▶ _Exercise task_
Return the following passage about the teacher-parent conferences at Ben's school word for word, in its entirety.

Document text start

We had teacher-parent conferences the other day at Ben's school. I only had a little bit of time to talk with his teachers, and so I focused on those teachers I've had less interaction with. In particular, his folder is full of papers in science and social studies ranging from totally undone to totally completed, and ungraded. It seems that in middle school, papers don't get graded; they don't even get red checks on them to tell you that the child has been credited for them. It's a big guessing game as to what really belongs in their folders, and certainly the kids themselves have no idea.

One of his teachers berated me because Ben is disorganized. Can't we do SOMETHING to help teach him to be more interested in organization? He just doesn't seem to think it's important! Can't we set something up so he can start to manage this area of his life (he asked)?

How I wished I could replay for him all the moments that I've spent thinking about how to get Ben organized, and implementing new systems to get him organized. I've discovered the hard way that there will be no interesting him in being organized until he learns the value of being organized (or, more accurately, learns about the penalties that life doles out to the disorganized). Even if he were fascinated with the idea of being organized (he's not), I just don't think he's ready to do it yet.

At this point, I have given up (for now) on teaching him organizational skills in favor of teaching him the intellectual skills that he is ready to learn. This puts my thinking at odds with that of the entire educational establishment, who want to teach my kid to be responsible for himself. His teachers give me the bunny-in-the-headlights look when I tell them that I don't believe they will succeed in teaching Ben to be fully responsible for himself and his things, and that I'd rather they taught him reading comprehension, writing skills, and mathematics, which he is very ready to learn.

Document text end
Material shown start

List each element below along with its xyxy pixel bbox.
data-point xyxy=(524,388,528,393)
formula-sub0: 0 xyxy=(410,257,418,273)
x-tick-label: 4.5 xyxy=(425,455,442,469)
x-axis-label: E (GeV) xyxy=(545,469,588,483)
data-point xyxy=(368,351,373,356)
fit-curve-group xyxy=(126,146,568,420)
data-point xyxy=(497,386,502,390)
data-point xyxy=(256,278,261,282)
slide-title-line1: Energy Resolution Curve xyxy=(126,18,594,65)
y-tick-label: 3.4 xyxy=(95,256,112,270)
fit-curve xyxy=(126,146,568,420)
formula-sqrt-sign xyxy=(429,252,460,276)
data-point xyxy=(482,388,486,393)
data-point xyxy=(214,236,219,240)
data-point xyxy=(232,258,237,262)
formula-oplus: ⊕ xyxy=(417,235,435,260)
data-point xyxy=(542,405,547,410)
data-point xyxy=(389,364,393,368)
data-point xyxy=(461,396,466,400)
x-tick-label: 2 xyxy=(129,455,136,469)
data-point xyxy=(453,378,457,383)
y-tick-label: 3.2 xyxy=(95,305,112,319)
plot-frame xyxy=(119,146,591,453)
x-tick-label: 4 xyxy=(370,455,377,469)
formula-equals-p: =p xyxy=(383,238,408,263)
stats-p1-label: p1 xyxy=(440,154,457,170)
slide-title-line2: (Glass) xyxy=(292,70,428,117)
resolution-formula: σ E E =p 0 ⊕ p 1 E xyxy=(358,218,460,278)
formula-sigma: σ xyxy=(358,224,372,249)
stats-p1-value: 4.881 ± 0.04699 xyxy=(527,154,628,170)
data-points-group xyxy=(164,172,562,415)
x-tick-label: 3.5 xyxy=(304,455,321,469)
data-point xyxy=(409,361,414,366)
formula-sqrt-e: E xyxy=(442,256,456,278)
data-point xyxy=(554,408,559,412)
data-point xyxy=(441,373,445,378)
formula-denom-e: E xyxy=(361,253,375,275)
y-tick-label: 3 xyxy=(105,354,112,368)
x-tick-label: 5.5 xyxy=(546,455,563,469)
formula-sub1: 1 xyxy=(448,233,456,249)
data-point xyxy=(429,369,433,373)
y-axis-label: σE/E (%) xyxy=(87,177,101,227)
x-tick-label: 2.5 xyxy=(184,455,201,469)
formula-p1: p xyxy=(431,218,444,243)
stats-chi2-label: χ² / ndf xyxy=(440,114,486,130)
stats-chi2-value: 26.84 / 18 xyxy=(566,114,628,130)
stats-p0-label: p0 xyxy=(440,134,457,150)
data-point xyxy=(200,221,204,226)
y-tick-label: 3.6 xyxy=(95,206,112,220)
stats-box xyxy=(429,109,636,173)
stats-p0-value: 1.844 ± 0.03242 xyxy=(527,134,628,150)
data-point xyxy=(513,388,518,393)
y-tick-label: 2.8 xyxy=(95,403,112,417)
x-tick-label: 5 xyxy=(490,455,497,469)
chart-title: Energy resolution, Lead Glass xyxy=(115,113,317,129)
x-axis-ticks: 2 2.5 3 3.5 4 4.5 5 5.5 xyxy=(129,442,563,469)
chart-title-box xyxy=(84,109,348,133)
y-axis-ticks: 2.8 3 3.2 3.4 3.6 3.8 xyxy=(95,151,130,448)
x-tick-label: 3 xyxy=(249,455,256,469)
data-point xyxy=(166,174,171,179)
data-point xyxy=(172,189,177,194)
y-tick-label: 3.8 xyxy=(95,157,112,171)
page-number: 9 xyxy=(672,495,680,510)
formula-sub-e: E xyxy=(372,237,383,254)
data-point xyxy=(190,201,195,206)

Material shown end

▶ _Finished answer_
We had teacher-parent conferences the other day at Ben's school. I only had a little bit of time to talk with his teachers, and so I focused on those teachers I've had less interaction with. In particular, his folder is full of papers in science and social studies ranging from totally undone to totally completed, and ungraded. It seems that in middle school, papers don't get graded; they don't even get red checks on them to tell you that the child has been credited for them. It's a big guessing game as to what really belongs in their folders, and certainly the kids themselves have no idea.

One of his teachers berated me because Ben is disorganized. Can't we do SOMETHING to help teach him to be more interested in organization? He just doesn't seem to think it's important! Can't we set something up so he can start to manage this area of his life (he asked)?

How I wished I could replay for him all the moments that I've spent thinking about how to get Ben organized, and implementing new systems to get him organized. I've discovered the hard way that there will be no interesting him in being organized until he learns the value of being organized (or, more accurately, learns about the penalties that life doles out to the disorganized). Even if he were fascinated with the idea of being organized (he's not), I just don't think he's ready to do it yet.

At this point, I have given up (for now) on teaching him organizational skills in favor of teaching him the intellectual skills that he is ready to learn. This puts my thinking at odds with that of the entire educational establishment, who want to teach my kid to be responsible for himself. His teachers give me the bunny-in-the-headlights look when I tell them that I don't believe they will succeed in teaching Ben to be fully responsible for himself and his things, and that I'd rather they taught him reading comprehension, writing skills, and mathematics, which he is very ready to learn.